begin DATA

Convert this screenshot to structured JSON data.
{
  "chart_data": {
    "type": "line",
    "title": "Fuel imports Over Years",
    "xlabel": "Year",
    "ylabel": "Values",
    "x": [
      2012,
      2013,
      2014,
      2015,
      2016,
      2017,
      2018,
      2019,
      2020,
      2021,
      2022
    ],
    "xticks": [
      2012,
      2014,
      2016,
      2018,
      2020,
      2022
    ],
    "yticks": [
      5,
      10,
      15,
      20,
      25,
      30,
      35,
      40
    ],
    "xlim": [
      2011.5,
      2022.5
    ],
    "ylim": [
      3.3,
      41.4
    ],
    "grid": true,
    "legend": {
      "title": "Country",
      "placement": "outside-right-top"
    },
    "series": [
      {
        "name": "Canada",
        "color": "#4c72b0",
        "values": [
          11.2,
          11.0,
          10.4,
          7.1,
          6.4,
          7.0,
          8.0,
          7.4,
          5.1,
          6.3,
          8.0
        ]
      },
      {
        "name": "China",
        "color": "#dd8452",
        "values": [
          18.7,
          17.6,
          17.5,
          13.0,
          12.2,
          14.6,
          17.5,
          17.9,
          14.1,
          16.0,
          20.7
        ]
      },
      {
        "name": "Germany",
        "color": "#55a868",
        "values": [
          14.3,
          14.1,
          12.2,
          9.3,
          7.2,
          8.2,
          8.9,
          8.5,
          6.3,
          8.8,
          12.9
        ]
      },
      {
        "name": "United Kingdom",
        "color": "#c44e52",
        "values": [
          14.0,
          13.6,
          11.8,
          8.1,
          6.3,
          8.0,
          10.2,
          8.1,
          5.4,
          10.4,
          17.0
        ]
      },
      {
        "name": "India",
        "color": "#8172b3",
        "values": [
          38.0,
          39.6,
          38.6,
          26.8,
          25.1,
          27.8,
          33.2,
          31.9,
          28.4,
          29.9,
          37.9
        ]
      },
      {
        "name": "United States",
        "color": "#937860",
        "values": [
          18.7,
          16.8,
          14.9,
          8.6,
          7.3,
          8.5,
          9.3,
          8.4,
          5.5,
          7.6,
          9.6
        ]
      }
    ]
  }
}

end DATA

§ **WHAT IS NEEDED**: Find all the lines containing "name" in the material, then copy them.

§ **OUTPUT**:
        "name": "Canada",
        "name": "China",
        "name": "Germany",
        "name": "United Kingdom",
        "name": "India",
        "name": "United States",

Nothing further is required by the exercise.